* **REQUIREMENT**
Copy out all lines in the data below containing the string "marker".

* **ENTRIES SHOWN**
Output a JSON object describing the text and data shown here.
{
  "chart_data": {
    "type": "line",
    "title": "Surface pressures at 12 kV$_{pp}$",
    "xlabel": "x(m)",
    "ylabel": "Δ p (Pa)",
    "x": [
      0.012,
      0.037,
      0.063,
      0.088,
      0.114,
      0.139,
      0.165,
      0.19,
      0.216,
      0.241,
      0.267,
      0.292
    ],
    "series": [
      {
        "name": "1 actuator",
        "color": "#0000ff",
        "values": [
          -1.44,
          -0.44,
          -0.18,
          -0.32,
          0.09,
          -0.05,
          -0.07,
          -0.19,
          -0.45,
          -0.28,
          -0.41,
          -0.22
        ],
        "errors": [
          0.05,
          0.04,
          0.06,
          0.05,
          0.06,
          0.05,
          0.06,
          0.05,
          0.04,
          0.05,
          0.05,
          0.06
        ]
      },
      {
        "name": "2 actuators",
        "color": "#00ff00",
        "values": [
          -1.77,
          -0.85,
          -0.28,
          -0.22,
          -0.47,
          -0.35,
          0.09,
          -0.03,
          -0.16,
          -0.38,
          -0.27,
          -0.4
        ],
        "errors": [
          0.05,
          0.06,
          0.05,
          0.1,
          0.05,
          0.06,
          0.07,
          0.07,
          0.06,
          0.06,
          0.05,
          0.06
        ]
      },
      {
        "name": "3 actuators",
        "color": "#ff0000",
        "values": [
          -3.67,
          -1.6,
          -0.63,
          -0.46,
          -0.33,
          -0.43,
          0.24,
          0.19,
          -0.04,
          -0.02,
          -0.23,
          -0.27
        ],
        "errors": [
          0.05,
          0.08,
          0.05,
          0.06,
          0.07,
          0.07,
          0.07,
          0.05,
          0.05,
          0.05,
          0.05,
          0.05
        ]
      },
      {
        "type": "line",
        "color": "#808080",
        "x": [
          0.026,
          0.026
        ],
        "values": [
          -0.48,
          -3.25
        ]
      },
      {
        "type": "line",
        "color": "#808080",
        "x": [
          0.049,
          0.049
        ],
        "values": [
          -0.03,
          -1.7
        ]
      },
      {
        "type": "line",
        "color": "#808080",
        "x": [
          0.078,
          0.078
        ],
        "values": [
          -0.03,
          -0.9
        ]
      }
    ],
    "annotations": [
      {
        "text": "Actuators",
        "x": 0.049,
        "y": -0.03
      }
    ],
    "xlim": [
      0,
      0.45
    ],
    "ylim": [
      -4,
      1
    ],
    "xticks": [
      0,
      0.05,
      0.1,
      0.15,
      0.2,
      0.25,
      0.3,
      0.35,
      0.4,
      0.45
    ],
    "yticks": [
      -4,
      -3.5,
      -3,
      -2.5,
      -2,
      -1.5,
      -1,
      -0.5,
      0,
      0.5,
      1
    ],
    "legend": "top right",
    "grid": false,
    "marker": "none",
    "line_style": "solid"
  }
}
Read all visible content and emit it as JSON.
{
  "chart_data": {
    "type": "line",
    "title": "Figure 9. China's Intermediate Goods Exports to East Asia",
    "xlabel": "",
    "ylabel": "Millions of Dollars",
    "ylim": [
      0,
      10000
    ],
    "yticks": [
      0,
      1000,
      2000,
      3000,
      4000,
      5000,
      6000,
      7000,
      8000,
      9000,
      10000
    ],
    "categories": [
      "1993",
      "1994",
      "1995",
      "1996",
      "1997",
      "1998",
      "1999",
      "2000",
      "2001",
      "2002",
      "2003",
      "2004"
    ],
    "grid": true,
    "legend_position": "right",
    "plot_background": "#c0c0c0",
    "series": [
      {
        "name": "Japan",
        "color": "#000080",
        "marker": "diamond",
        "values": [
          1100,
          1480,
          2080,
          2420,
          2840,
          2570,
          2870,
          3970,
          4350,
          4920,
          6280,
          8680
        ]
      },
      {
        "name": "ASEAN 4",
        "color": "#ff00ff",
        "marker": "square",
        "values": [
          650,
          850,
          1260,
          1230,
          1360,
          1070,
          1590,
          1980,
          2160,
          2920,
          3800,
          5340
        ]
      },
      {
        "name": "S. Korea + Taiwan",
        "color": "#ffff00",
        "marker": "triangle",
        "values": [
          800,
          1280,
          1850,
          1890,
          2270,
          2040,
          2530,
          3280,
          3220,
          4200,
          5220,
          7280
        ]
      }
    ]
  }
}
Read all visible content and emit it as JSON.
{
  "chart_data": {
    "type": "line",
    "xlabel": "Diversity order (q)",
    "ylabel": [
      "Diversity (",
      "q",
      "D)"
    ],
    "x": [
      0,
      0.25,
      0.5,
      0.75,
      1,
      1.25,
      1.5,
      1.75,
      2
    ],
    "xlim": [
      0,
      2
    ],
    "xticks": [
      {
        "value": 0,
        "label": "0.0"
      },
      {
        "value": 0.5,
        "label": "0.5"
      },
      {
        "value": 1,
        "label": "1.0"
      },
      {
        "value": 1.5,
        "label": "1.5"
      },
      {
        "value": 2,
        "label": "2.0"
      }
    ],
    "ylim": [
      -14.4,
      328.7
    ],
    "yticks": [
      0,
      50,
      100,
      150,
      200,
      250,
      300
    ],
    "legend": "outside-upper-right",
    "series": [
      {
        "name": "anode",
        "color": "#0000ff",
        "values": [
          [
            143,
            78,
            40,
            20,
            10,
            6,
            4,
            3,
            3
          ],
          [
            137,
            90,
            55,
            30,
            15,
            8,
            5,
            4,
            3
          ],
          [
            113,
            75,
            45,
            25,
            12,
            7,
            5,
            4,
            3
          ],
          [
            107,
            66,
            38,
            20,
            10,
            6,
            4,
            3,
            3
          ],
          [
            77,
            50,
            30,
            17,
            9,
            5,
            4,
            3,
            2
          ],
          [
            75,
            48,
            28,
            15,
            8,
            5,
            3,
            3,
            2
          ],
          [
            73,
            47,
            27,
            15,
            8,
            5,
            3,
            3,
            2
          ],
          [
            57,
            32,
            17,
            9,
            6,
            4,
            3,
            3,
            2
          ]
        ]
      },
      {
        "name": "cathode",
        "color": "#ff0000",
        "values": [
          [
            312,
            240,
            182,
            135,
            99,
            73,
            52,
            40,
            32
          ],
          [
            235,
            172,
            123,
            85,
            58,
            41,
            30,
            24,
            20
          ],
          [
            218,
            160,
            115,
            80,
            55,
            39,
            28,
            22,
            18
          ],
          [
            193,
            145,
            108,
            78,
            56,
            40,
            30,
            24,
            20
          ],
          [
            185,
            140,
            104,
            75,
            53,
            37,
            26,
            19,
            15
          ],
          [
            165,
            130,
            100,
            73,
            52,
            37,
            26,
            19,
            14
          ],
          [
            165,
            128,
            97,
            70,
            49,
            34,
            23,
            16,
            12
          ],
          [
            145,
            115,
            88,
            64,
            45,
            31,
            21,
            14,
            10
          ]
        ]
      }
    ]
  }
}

* **OUTPUT BELOW**
    "marker": "none",
        "marker": "diamond",
        "marker": "square",
        "marker": "triangle",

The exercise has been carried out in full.